Return only this: the line with "Convert this document image to plain text." and all the lines that follow it below, through the final one, exactly as they are.
--- Begin ---
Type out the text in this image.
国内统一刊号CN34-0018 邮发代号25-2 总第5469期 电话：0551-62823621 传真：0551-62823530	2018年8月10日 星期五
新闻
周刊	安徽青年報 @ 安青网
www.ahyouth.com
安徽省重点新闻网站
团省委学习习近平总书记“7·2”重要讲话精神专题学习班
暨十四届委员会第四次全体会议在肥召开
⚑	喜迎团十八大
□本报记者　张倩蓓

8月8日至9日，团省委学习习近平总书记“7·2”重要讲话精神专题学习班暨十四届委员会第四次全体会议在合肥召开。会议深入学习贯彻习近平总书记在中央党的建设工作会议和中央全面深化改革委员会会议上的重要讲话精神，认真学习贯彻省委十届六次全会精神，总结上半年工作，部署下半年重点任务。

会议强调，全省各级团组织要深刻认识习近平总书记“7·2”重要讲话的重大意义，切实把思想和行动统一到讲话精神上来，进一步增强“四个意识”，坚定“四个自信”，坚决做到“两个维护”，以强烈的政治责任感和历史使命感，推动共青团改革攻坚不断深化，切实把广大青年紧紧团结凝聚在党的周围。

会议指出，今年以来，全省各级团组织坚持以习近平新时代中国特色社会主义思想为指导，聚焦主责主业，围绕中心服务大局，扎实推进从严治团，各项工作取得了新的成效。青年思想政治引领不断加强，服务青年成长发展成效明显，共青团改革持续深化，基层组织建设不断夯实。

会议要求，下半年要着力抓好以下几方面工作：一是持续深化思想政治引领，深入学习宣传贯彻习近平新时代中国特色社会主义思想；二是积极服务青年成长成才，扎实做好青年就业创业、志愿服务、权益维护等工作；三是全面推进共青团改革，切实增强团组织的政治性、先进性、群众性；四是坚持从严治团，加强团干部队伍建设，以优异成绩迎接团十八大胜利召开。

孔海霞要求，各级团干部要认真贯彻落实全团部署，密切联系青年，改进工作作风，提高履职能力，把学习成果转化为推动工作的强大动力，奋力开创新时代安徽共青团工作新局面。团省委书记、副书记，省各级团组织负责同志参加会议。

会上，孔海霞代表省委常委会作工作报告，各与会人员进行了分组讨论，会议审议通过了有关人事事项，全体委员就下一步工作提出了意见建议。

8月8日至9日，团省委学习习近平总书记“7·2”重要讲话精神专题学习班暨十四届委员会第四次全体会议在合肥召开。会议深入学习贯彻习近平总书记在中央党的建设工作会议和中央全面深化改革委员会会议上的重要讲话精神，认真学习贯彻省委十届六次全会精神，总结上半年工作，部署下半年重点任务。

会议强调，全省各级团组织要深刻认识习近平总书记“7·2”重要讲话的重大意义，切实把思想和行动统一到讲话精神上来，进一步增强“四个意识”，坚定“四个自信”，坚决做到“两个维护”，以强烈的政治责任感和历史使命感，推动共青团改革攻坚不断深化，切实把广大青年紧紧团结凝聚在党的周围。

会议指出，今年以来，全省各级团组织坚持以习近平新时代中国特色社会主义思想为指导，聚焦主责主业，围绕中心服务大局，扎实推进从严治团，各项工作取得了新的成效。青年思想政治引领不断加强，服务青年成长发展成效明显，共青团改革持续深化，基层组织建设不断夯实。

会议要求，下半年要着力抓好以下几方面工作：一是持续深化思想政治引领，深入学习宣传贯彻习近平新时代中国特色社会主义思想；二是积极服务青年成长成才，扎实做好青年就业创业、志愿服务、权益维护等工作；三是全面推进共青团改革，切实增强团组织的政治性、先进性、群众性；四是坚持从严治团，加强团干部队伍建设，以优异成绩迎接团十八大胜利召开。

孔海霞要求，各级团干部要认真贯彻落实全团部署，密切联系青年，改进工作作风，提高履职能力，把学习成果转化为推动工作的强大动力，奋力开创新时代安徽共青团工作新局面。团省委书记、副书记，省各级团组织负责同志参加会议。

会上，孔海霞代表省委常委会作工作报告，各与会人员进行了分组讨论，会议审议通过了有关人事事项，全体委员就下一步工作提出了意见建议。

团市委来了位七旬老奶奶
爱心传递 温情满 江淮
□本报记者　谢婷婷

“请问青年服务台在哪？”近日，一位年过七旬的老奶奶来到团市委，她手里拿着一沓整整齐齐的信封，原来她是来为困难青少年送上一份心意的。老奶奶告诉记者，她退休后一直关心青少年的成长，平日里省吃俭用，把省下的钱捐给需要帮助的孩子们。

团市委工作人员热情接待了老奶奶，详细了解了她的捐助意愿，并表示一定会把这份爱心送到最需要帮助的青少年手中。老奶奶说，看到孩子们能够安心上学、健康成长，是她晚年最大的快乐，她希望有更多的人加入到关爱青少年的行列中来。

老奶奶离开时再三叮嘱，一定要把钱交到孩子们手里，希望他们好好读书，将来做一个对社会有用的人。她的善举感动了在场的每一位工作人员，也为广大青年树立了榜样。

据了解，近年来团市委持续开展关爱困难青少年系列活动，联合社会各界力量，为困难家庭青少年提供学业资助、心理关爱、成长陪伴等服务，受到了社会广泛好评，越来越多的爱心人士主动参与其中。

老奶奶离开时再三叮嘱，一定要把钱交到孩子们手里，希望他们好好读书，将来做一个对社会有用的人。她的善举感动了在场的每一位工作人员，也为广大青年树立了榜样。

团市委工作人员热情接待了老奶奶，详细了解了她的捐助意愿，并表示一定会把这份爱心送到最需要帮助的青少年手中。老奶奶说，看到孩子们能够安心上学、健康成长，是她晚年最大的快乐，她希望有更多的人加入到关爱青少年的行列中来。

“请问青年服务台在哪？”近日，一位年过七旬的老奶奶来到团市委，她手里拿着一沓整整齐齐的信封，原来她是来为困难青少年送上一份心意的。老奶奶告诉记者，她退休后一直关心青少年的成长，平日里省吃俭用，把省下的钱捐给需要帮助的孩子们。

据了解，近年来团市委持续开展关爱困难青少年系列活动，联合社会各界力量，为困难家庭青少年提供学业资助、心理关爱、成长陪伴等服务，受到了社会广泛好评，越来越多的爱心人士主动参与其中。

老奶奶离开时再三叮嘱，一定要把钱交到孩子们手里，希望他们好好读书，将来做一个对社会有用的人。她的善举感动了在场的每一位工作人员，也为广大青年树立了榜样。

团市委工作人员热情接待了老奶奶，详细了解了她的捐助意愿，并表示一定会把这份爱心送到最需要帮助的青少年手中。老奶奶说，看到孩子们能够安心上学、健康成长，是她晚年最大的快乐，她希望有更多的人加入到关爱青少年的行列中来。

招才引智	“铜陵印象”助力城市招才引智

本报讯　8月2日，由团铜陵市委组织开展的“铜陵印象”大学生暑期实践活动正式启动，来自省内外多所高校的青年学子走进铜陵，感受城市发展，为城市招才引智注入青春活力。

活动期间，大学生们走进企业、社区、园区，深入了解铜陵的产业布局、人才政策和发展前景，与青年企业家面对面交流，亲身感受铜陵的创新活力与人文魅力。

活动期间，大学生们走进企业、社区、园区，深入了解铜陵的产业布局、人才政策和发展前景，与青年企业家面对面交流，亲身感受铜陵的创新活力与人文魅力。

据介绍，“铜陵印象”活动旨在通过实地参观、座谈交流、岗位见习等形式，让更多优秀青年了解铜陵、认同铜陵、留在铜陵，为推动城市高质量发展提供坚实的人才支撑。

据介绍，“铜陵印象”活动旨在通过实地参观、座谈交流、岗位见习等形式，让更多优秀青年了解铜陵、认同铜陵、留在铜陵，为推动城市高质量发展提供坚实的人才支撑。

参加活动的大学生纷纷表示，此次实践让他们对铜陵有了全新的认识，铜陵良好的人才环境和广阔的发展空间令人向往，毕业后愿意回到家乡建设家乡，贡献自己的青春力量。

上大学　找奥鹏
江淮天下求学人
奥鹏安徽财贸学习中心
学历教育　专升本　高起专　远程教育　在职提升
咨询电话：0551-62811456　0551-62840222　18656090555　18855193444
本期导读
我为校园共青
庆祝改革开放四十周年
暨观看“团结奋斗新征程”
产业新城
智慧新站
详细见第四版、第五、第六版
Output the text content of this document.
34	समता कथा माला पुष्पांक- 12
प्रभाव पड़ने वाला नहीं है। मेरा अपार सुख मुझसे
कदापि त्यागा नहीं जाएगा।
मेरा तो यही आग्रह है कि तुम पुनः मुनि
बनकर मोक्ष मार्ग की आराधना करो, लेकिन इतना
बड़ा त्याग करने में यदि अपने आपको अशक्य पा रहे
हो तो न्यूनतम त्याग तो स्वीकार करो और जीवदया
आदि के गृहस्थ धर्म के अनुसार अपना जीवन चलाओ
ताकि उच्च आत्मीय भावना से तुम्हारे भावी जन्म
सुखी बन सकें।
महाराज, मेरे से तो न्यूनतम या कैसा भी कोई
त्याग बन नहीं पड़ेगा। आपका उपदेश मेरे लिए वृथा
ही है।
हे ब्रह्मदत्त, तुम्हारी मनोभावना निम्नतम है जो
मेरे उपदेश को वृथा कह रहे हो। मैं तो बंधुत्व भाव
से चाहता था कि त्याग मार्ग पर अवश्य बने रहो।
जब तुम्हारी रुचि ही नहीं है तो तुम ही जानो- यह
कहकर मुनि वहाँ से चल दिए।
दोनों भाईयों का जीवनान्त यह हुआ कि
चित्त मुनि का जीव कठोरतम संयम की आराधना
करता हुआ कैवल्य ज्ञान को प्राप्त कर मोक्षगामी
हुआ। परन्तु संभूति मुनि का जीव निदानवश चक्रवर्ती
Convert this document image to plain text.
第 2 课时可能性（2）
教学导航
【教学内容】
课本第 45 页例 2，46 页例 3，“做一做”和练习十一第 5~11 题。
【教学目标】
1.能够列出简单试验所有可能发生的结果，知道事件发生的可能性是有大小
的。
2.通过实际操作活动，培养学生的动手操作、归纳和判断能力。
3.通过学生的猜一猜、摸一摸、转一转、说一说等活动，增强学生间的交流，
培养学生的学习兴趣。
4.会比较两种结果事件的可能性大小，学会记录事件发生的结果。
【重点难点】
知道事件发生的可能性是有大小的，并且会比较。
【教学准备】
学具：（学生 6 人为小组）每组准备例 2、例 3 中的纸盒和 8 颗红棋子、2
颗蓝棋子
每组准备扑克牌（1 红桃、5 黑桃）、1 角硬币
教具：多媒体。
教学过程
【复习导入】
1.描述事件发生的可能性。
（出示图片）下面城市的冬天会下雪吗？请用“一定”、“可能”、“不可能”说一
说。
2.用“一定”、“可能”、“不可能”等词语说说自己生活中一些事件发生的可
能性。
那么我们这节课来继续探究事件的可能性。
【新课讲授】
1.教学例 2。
--- End ---
* [Finished task]
Convert this document image to plain text.
第 2 课时可能性（2）
教学导航
【教学内容】
课本第 45 页例 2，46 页例 3，“做一做”和练习十一第 5~11 题。
【教学目标】
1.能够列出简单试验所有可能发生的结果，知道事件发生的可能性是有大小
的。
2.通过实际操作活动，培养学生的动手操作、归纳和判断能力。
3.通过学生的猜一猜、摸一摸、转一转、说一说等活动，增强学生间的交流，
培养学生的学习兴趣。
4.会比较两种结果事件的可能性大小，学会记录事件发生的结果。
【重点难点】
知道事件发生的可能性是有大小的，并且会比较。
【教学准备】
学具：（学生 6 人为小组）每组准备例 2、例 3 中的纸盒和 8 颗红棋子、2
颗蓝棋子
每组准备扑克牌（1 红桃、5 黑桃）、1 角硬币
教具：多媒体。
教学过程
【复习导入】
1.描述事件发生的可能性。
（出示图片）下面城市的冬天会下雪吗？请用“一定”、“可能”、“不可能”说一
说。
2.用“一定”、“可能”、“不可能”等词语说说自己生活中一些事件发生的可
能性。
那么我们这节课来继续探究事件的可能性。
【新课讲授】
1.教学例 2。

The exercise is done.